[Dataset items]
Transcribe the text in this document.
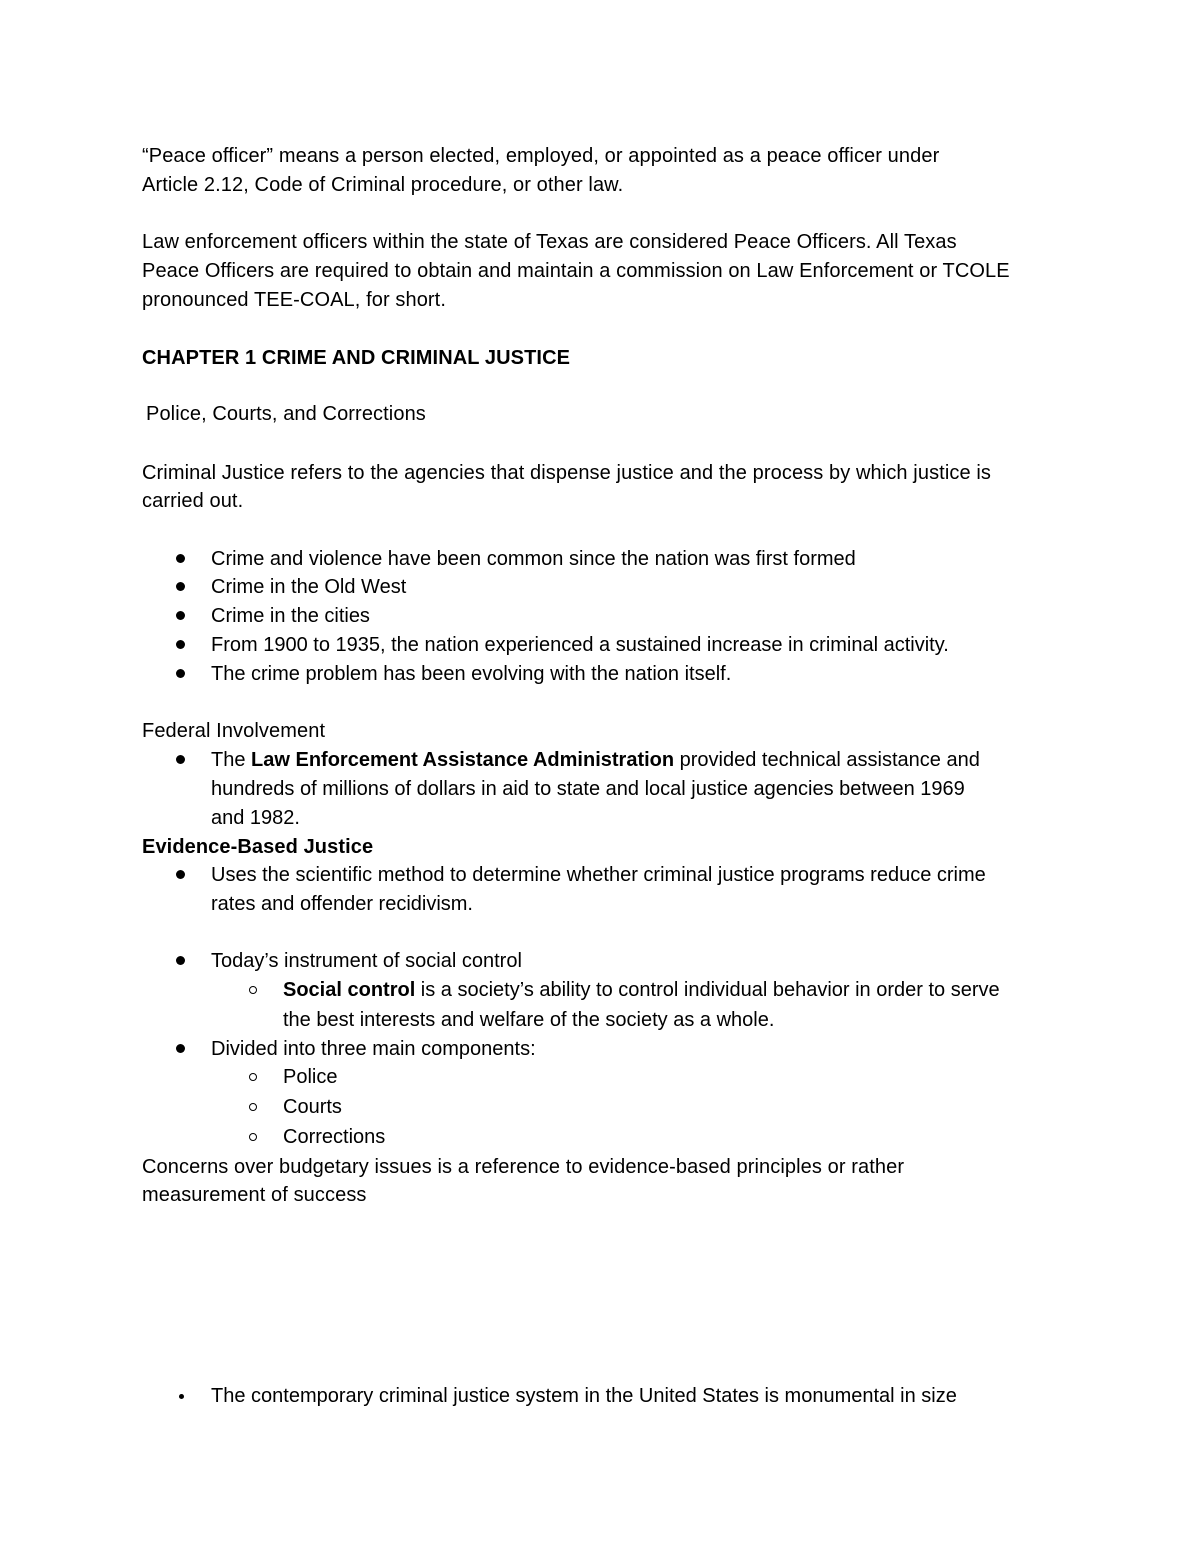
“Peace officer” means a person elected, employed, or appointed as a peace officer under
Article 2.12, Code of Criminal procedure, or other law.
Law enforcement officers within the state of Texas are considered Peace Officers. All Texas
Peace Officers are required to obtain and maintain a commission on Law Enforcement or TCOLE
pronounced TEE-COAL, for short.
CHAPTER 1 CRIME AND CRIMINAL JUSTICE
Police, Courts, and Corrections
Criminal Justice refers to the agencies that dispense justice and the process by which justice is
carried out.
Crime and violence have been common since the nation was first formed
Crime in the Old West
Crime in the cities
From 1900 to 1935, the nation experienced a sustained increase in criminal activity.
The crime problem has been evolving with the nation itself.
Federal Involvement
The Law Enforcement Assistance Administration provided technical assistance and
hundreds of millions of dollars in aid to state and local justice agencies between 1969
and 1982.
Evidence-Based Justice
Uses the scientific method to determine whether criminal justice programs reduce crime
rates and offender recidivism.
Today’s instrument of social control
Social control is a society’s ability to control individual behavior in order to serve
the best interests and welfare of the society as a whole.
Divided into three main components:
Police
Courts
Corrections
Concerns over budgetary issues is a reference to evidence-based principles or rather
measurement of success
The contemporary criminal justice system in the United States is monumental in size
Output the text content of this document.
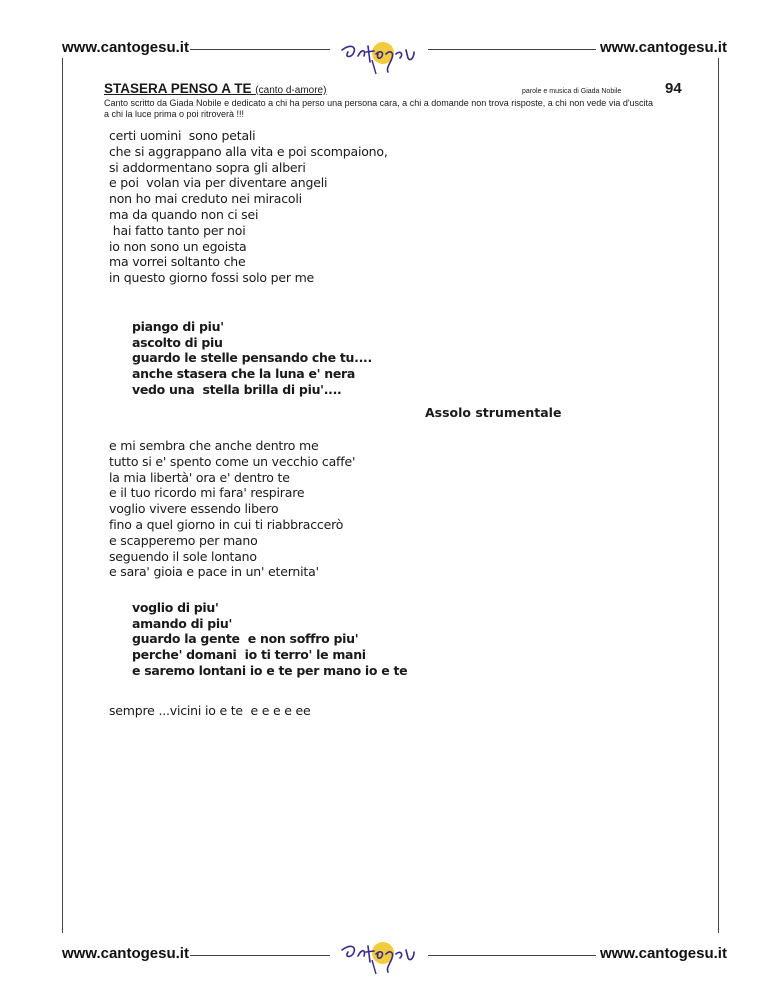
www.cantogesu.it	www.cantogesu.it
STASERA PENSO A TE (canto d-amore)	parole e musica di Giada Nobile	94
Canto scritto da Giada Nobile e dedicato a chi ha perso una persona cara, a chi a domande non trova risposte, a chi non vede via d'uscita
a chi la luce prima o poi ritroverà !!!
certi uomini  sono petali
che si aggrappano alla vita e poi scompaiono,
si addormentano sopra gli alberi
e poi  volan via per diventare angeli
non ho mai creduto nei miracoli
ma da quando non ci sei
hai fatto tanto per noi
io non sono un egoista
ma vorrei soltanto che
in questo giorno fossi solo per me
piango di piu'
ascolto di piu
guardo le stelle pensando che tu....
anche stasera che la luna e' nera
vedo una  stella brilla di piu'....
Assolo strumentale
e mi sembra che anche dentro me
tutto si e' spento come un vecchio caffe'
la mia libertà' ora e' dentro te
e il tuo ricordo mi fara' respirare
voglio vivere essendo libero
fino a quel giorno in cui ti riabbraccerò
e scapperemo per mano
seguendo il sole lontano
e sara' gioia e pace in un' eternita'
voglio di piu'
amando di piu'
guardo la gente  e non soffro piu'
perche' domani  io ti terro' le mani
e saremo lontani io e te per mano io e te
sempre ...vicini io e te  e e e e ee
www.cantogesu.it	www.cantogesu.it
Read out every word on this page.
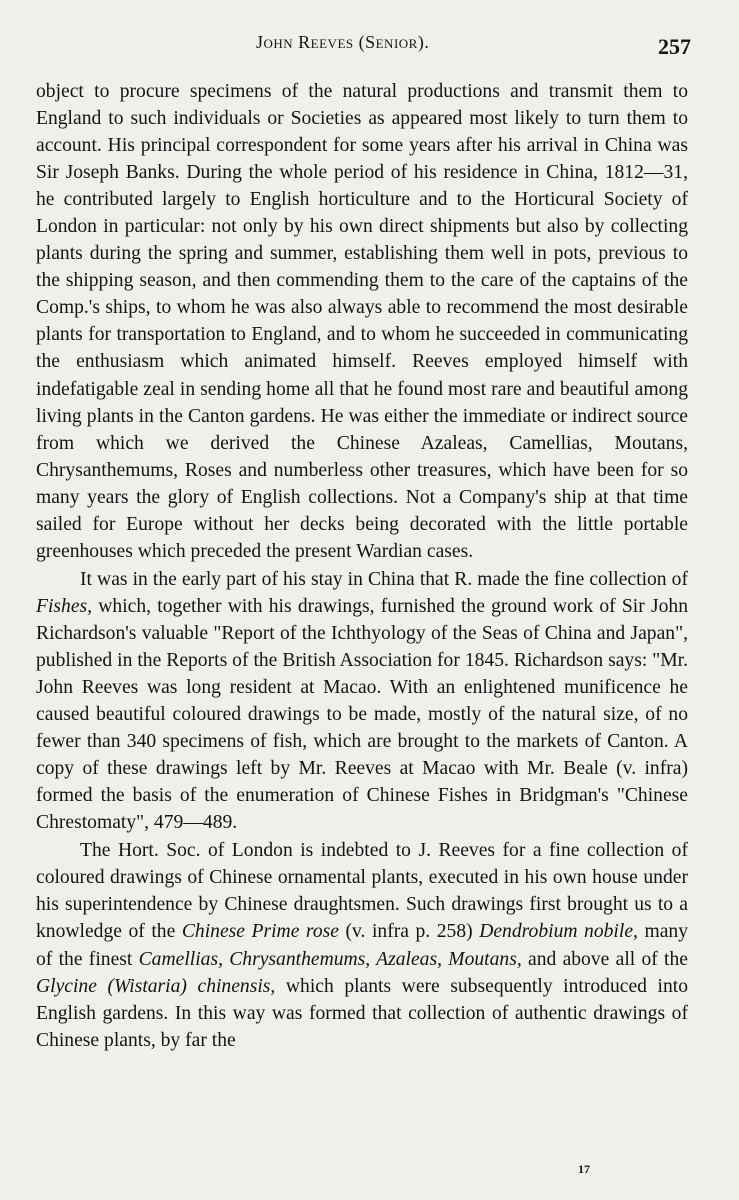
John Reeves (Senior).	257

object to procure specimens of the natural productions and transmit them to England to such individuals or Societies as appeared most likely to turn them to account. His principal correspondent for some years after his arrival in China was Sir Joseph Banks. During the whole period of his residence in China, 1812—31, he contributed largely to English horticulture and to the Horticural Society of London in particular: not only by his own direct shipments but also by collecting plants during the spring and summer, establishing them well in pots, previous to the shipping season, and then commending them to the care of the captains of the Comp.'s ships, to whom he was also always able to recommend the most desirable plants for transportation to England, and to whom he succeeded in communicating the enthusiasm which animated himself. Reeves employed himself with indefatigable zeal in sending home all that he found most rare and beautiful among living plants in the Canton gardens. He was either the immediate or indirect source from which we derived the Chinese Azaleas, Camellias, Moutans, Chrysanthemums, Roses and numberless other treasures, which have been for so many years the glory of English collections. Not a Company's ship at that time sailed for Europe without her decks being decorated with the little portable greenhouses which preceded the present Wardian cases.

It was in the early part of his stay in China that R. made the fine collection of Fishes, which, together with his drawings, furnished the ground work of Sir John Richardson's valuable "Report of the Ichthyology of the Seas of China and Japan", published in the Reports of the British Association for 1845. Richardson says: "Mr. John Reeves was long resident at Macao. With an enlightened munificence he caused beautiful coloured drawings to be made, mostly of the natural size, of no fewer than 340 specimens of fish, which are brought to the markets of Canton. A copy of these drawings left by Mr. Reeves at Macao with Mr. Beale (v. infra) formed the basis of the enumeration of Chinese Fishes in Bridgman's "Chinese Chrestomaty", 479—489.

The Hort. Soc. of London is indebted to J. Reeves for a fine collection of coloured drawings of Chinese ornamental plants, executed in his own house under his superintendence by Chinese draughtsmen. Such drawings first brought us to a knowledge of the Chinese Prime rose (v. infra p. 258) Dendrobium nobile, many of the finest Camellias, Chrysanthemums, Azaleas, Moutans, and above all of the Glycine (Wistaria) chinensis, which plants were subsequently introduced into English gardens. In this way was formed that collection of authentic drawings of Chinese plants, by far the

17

What needs to be done: Show each line of the data that contains the string "voglio".

Reply to the task:
voglio vivere essendo libero
voglio di piu'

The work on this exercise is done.